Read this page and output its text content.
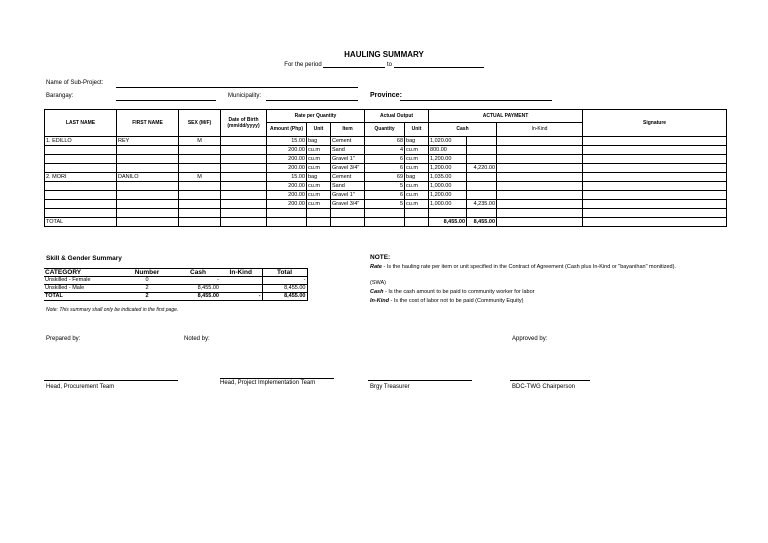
HAULING SUMMARY
For the period	to
Name of Sub-Project:
Barangay:	Municipality:	Province:
LAST NAME	FIRST NAME	SEX (M/F)	Date of Birth (mm/dd/yyyy)	Rate per Quantity			Actual Output		ACTUAL PAYMENT			Signature
				Amount (Php)	Unit	Item	Quantity	Unit	Cash		In-Kind	
1. EDILLO	REY	M		15.00	bag	Cement	68	bag	1,020.00			
				200.00	cu.m	Sand	4	cu.m	800.00			
				200.00	cu.m	Gravel 1"	6	cu.m	1,200.00			
				200.00	cu.m	Gravel 3/4"	6	cu.m	1,200.00	4,220.00		
2. MORI	DANILO	M		15.00	bag	Cement	69	bag	1,035.00			
				200.00	cu.m	Sand	5	cu.m	1,000.00			
				200.00	cu.m	Gravel 1"	6	cu.m	1,200.00			
				200.00	cu.m	Gravel 3/4"	5	cu.m	1,000.00	4,235.00		

TOTAL									8,455.00	8,455.00		
Skill & Gender Summary
CATEGORY	Number	Cash	In-Kind	Total
Unskilled - Female	0	-		-
Unskilled - Male	2	8,455.00		8,455.00
TOTAL	2	8,455.00	-	8,455.00
Note: This summary shall only be indicated in the first page.
NOTE:
Rate - Is the hauling rate per item or unit specified in the Contract of Agreement (Cash plus In-Kind or "bayanihan" monitized).
(SWA)
Cash - Is the cash amount to be paid to community worker for labor
In-Kind - Is the cost of labor not to be paid (Community Equity)
Prepared by:	Noted by:	Approved by:
Head, Procurement Team
Head, Project Implementation Team
Brgy Treasurer	BDC-TWG Chairperson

**Task goal**:
Print the listing above in full, exactly as written. Omit any pictures.

**Response to the task**:
Read this page and output its text content.
HAULING SUMMARY
For the period	to
Name of Sub-Project:
Barangay:	Municipality:	Province:
LAST NAME	FIRST NAME	SEX (M/F)	Date of Birth (mm/dd/yyyy)	Rate per Quantity			Actual Output		ACTUAL PAYMENT			Signature
				Amount (Php)	Unit	Item	Quantity	Unit	Cash		In-Kind	
1. EDILLO	REY	M		15.00	bag	Cement	68	bag	1,020.00			
				200.00	cu.m	Sand	4	cu.m	800.00			
				200.00	cu.m	Gravel 1"	6	cu.m	1,200.00			
				200.00	cu.m	Gravel 3/4"	6	cu.m	1,200.00	4,220.00		
2. MORI	DANILO	M		15.00	bag	Cement	69	bag	1,035.00			
				200.00	cu.m	Sand	5	cu.m	1,000.00			
				200.00	cu.m	Gravel 1"	6	cu.m	1,200.00			
				200.00	cu.m	Gravel 3/4"	5	cu.m	1,000.00	4,235.00		

TOTAL									8,455.00	8,455.00		
Skill & Gender Summary
CATEGORY	Number	Cash	In-Kind	Total
Unskilled - Female	0	-		-
Unskilled - Male	2	8,455.00		8,455.00
TOTAL	2	8,455.00	-	8,455.00
Note: This summary shall only be indicated in the first page.
NOTE:
Rate - Is the hauling rate per item or unit specified in the Contract of Agreement (Cash plus In-Kind or "bayanihan" monitized).
(SWA)
Cash - Is the cash amount to be paid to community worker for labor
In-Kind - Is the cost of labor not to be paid (Community Equity)
Prepared by:	Noted by:	Approved by:
Head, Procurement Team
Head, Project Implementation Team
Brgy Treasurer	BDC-TWG Chairperson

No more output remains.